* What to produce *
According to the distance sampling simulations text, where must dssd and dsims currently be installed from?

* Document passage *
━━━━━━━━━━━━━━━━
Distance sampling simulations with grouped strata

Description and R code to produce simulations to demonstrate the case when you have multiple strata in the design which you wish to be grouped for the analysis. This situation arises when you need to stratify purely for design purposes. This example contains more advanced simulation options, it is assumed that readers have some familiarity with dssd and dsims already, our other vignettes provide a more introductory level to design and simulation.

Laura Marshall http://distancesampling.org (CREEM, Univ of St Andrews)https://creem.st-andrews.ac.uk
2023-11-24

These example simulations demonstrate the option to group strata at the analysis stage during a simulation. There are different reasons why we may wish to divide our study region into strata, or perhaps strata into sub strata, but sometimes we might need to create strata purely to optimise the design. For example, if we have a narrow study region that follows a coastline and we wish to keep our lines perpendicular to the coast then we may need to divide the region into strata and use different design angles in each stratum. Assuming we keep the coverage constant across these strata, the data can then be grouped at the analysis stage. We will illustrate an example of grouping strata at the analysis stage below.

Getting started

Ensure you have administrator privileges on your computer and install the necessary R packages.

Currently dssd (Marshall, 2022b) and dsims (Marshall, 2022a) must be installed from our github repositories rather than CRAN. The code below first installs devtools (Wickham, Hester, Chang, & Bryan, 2022) from CRAN and then dssd and dsims from github.

needed.packages <- c("devtools")
myrepo <- "http://cran.rstudio.com"
install.packages(needed.packages, repos=myrepo)

library(devtools)
install_github("DistanceDevelopment/dssd", build_vignettes = TRUE)
install_github("DistanceDevelopment/dsims", build_vignettes = TRUE)

# Both libraries will be loaded by just loading dsims
library(dsims)
━━━━━━━━━━━━━━━━
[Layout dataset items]
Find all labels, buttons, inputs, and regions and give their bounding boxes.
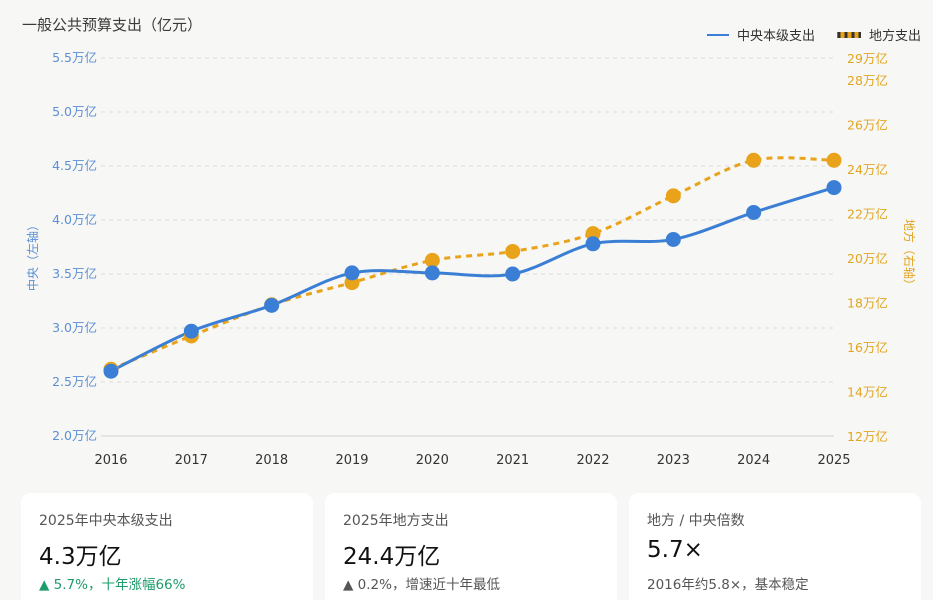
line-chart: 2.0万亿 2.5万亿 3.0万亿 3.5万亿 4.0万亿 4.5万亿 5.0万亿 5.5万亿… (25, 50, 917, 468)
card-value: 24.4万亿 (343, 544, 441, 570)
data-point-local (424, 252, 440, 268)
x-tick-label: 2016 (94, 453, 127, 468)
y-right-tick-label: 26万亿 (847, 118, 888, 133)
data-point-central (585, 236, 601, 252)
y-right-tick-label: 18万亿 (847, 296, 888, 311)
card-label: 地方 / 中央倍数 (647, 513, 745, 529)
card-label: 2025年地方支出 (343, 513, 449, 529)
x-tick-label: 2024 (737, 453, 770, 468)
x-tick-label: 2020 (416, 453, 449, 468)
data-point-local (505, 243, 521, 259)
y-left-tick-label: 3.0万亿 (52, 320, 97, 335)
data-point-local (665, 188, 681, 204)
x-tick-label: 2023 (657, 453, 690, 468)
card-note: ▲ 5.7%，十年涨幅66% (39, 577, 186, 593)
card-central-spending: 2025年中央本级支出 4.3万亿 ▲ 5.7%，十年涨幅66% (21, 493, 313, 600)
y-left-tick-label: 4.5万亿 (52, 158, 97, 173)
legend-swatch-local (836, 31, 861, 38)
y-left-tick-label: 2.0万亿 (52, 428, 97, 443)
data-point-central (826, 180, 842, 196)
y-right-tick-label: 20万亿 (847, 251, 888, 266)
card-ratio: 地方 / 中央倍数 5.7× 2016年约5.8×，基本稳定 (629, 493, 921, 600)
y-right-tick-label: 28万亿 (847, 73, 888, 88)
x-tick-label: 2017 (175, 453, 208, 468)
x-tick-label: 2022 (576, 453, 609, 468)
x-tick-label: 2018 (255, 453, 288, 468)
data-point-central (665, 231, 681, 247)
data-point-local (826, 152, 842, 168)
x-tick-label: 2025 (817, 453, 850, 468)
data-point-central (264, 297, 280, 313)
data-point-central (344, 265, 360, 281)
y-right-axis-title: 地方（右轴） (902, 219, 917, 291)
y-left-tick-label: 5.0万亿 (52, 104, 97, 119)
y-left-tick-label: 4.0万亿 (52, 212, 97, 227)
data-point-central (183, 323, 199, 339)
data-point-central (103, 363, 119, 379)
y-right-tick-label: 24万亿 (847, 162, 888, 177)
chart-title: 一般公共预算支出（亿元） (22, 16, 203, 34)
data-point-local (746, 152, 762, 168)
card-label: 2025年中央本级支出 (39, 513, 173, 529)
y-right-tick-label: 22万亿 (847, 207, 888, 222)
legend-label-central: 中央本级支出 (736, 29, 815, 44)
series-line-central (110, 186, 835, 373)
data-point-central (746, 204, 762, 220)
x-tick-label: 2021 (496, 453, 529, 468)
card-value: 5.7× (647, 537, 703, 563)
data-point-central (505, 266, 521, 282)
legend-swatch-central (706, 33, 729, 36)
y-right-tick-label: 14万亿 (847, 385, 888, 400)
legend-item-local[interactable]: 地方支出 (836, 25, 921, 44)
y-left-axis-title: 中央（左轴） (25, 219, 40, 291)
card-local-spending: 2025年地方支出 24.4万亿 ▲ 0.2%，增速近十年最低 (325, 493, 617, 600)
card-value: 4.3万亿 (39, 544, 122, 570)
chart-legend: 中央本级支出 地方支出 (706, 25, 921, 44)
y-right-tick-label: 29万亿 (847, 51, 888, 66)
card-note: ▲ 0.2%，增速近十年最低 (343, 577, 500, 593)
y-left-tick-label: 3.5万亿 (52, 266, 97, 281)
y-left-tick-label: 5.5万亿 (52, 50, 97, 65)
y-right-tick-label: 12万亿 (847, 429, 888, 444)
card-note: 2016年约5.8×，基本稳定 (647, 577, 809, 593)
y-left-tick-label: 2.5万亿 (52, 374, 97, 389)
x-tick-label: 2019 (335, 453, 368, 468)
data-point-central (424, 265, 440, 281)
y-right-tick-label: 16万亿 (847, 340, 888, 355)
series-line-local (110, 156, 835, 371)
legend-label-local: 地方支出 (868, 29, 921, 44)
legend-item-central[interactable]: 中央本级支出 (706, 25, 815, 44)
━━━━━━━━━━━━━━━━
* Reply to the task *
They must be installed from the developers' GitHub repositories rather than from CRAN.